=== Written instruction ===
Reproduce the listing below exactly, minus its pictures.

=== Records provided ===

--*--

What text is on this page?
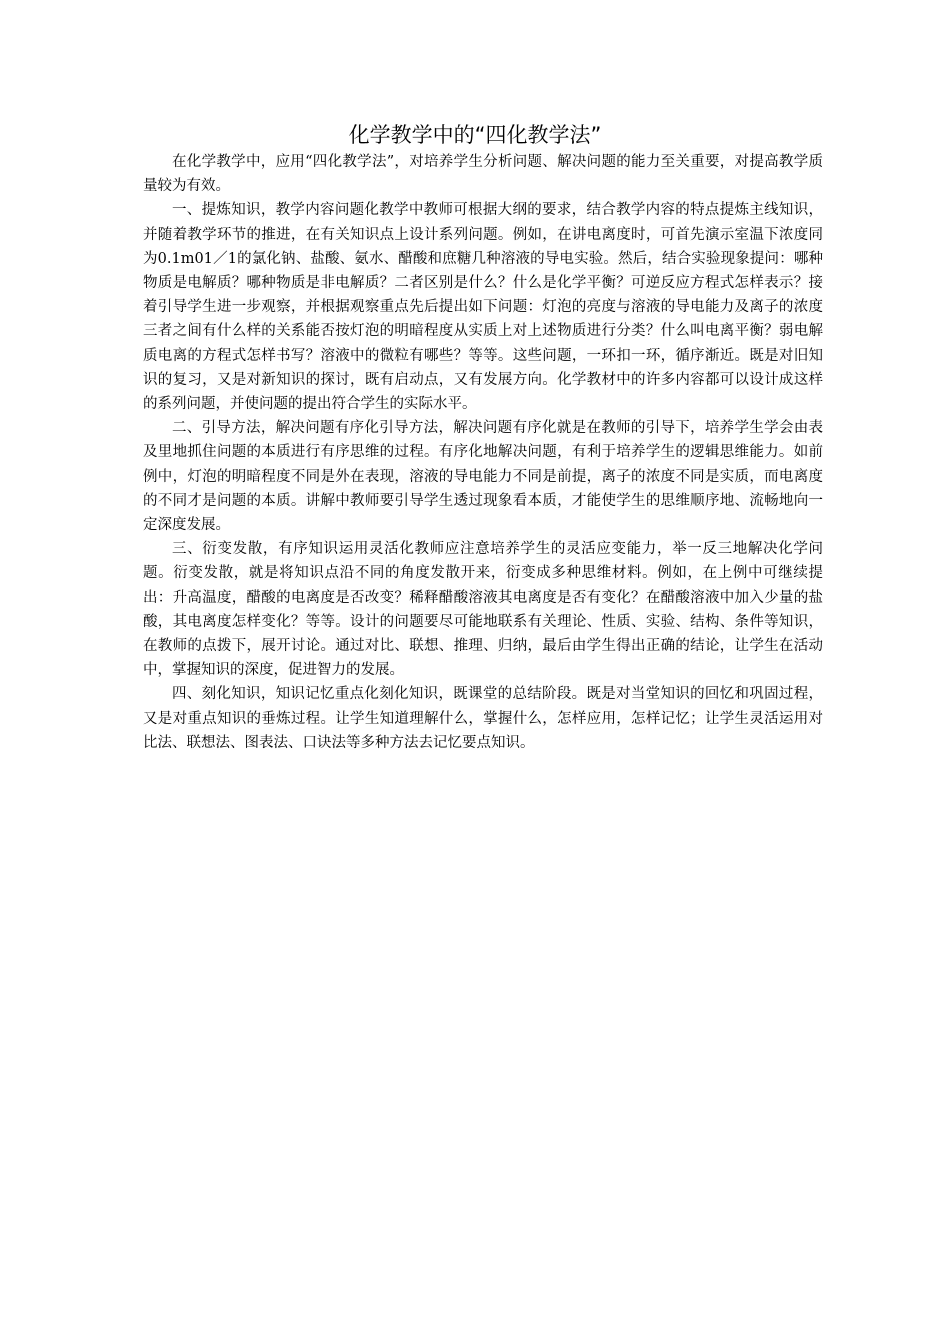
化学教学中的“四化教学法”

在化学教学中，应用“四化教学法”，对培养学生分析问题、解决问题的能力至关重要，对提高教学质量较为有效。

一、提炼知识，教学内容问题化教学中教师可根据大纲的要求，结合教学内容的特点提炼主线知识，并随着教学环节的推进，在有关知识点上设计系列问题。例如，在讲电离度时，可首先演示室温下浓度同为0.1m01／1的氯化钠、盐酸、氨水、醋酸和庶糖几种溶液的导电实验。然后，结合实验现象提问：哪种物质是电解质？哪种物质是非电解质？二者区别是什么？什么是化学平衡？可逆反应方程式怎样表示？接着引导学生进一步观察，并根据观察重点先后提出如下问题：灯泡的亮度与溶液的导电能力及离子的浓度三者之间有什么样的关系能否按灯泡的明暗程度从实质上对上述物质进行分类？什么叫电离平衡？弱电解质电离的方程式怎样书写？溶液中的微粒有哪些？等等。这些问题，一环扣一环，循序渐近。既是对旧知识的复习，又是对新知识的探讨，既有启动点，又有发展方向。化学教材中的许多内容都可以设计成这样的系列问题，并使问题的提出符合学生的实际水平。

二、引导方法，解决问题有序化引导方法，解决问题有序化就是在教师的引导下，培养学生学会由表及里地抓住问题的本质进行有序思维的过程。有序化地解决问题，有利于培养学生的逻辑思维能力。如前例中，灯泡的明暗程度不同是外在表现，溶液的导电能力不同是前提，离子的浓度不同是实质，而电离度的不同才是问题的本质。讲解中教师要引导学生透过现象看本质，才能使学生的思维顺序地、流畅地向一定深度发展。

三、衍变发散，有序知识运用灵活化教师应注意培养学生的灵活应变能力，举一反三地解决化学问题。衍变发散，就是将知识点沿不同的角度发散开来，衍变成多种思维材料。例如，在上例中可继续提出：升高温度，醋酸的电离度是否改变？稀释醋酸溶液其电离度是否有变化？在醋酸溶液中加入少量的盐酸，其电离度怎样变化？等等。设计的问题要尽可能地联系有关理论、性质、实验、结构、条件等知识，在教师的点拨下，展开讨论。通过对比、联想、推理、归纳，最后由学生得出正确的结论，让学生在活动中，掌握知识的深度，促进智力的发展。

四、刻化知识，知识记忆重点化刻化知识，既课堂的总结阶段。既是对当堂知识的回忆和巩固过程，又是对重点知识的垂炼过程。让学生知道理解什么，掌握什么，怎样应用，怎样记忆；让学生灵活运用对比法、联想法、图表法、口诀法等多种方法去记忆要点知识。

--*--

=== Expected answer ===
What text is on this page?
化学教学中的“四化教学法”

在化学教学中，应用“四化教学法”，对培养学生分析问题、解决问题的能力至关重要，对提高教学质量较为有效。

一、提炼知识，教学内容问题化教学中教师可根据大纲的要求，结合教学内容的特点提炼主线知识，并随着教学环节的推进，在有关知识点上设计系列问题。例如，在讲电离度时，可首先演示室温下浓度同为0.1m01／1的氯化钠、盐酸、氨水、醋酸和庶糖几种溶液的导电实验。然后，结合实验现象提问：哪种物质是电解质？哪种物质是非电解质？二者区别是什么？什么是化学平衡？可逆反应方程式怎样表示？接着引导学生进一步观察，并根据观察重点先后提出如下问题：灯泡的亮度与溶液的导电能力及离子的浓度三者之间有什么样的关系能否按灯泡的明暗程度从实质上对上述物质进行分类？什么叫电离平衡？弱电解质电离的方程式怎样书写？溶液中的微粒有哪些？等等。这些问题，一环扣一环，循序渐近。既是对旧知识的复习，又是对新知识的探讨，既有启动点，又有发展方向。化学教材中的许多内容都可以设计成这样的系列问题，并使问题的提出符合学生的实际水平。

二、引导方法，解决问题有序化引导方法，解决问题有序化就是在教师的引导下，培养学生学会由表及里地抓住问题的本质进行有序思维的过程。有序化地解决问题，有利于培养学生的逻辑思维能力。如前例中，灯泡的明暗程度不同是外在表现，溶液的导电能力不同是前提，离子的浓度不同是实质，而电离度的不同才是问题的本质。讲解中教师要引导学生透过现象看本质，才能使学生的思维顺序地、流畅地向一定深度发展。

三、衍变发散，有序知识运用灵活化教师应注意培养学生的灵活应变能力，举一反三地解决化学问题。衍变发散，就是将知识点沿不同的角度发散开来，衍变成多种思维材料。例如，在上例中可继续提出：升高温度，醋酸的电离度是否改变？稀释醋酸溶液其电离度是否有变化？在醋酸溶液中加入少量的盐酸，其电离度怎样变化？等等。设计的问题要尽可能地联系有关理论、性质、实验、结构、条件等知识，在教师的点拨下，展开讨论。通过对比、联想、推理、归纳，最后由学生得出正确的结论，让学生在活动中，掌握知识的深度，促进智力的发展。

四、刻化知识，知识记忆重点化刻化知识，既课堂的总结阶段。既是对当堂知识的回忆和巩固过程，又是对重点知识的垂炼过程。让学生知道理解什么，掌握什么，怎样应用，怎样记忆；让学生灵活运用对比法、联想法、图表法、口诀法等多种方法去记忆要点知识。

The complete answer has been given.